-- START OF THE DATA --

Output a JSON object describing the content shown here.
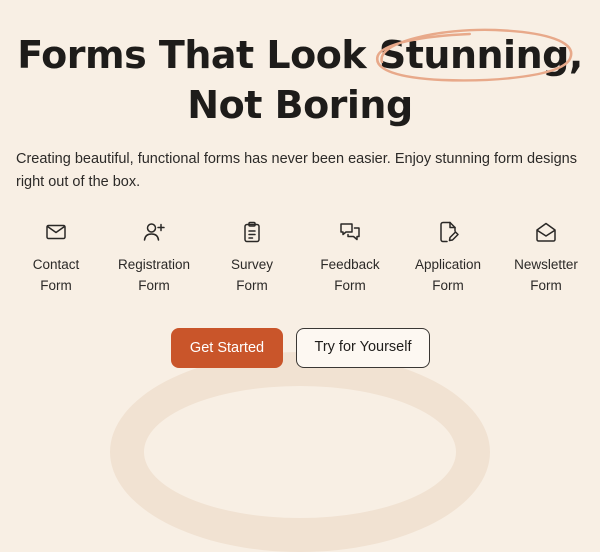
{
  "hero": {
    "title_line1_before": "Forms That Look ",
    "title_line1_highlight": "Stunning",
    "title_line1_after": ",",
    "title_line2": "Not Boring",
    "subtitle": "Creating beautiful, functional forms has never been easier. Enjoy stunning form designs right out of the box."
  },
  "form_types": [
    {
      "icon": "envelope-icon",
      "line1": "Contact",
      "line2": "Form"
    },
    {
      "icon": "user-plus-icon",
      "line1": "Registration",
      "line2": "Form"
    },
    {
      "icon": "clipboard-icon",
      "line1": "Survey",
      "line2": "Form"
    },
    {
      "icon": "chat-bubbles-icon",
      "line1": "Feedback",
      "line2": "Form"
    },
    {
      "icon": "document-edit-icon",
      "line1": "Application",
      "line2": "Form"
    },
    {
      "icon": "open-envelope-icon",
      "line1": "Newsletter",
      "line2": "Form"
    }
  ],
  "buttons": {
    "primary": "Get Started",
    "secondary": "Try for Yourself"
  },
  "colors": {
    "background": "#f8efe4",
    "accent": "#c9552a",
    "highlight_circle": "#e8a98a",
    "text": "#1f1d1b"
  }
}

-- END OF THE DATA --

(STATED EXERCISE): Copy the material exactly. Do not include the pictures.

(RESPONSE TO THIS EXERCISE):
Output a JSON object describing the content shown here.
{
  "hero": {
    "title_line1_before": "Forms That Look ",
    "title_line1_highlight": "Stunning",
    "title_line1_after": ",",
    "title_line2": "Not Boring",
    "subtitle": "Creating beautiful, functional forms has never been easier. Enjoy stunning form designs right out of the box."
  },
  "form_types": [
    {
      "icon": "envelope-icon",
      "line1": "Contact",
      "line2": "Form"
    },
    {
      "icon": "user-plus-icon",
      "line1": "Registration",
      "line2": "Form"
    },
    {
      "icon": "clipboard-icon",
      "line1": "Survey",
      "line2": "Form"
    },
    {
      "icon": "chat-bubbles-icon",
      "line1": "Feedback",
      "line2": "Form"
    },
    {
      "icon": "document-edit-icon",
      "line1": "Application",
      "line2": "Form"
    },
    {
      "icon": "open-envelope-icon",
      "line1": "Newsletter",
      "line2": "Form"
    }
  ],
  "buttons": {
    "primary": "Get Started",
    "secondary": "Try for Yourself"
  },
  "colors": {
    "background": "#f8efe4",
    "accent": "#c9552a",
    "highlight_circle": "#e8a98a",
    "text": "#1f1d1b"
  }
}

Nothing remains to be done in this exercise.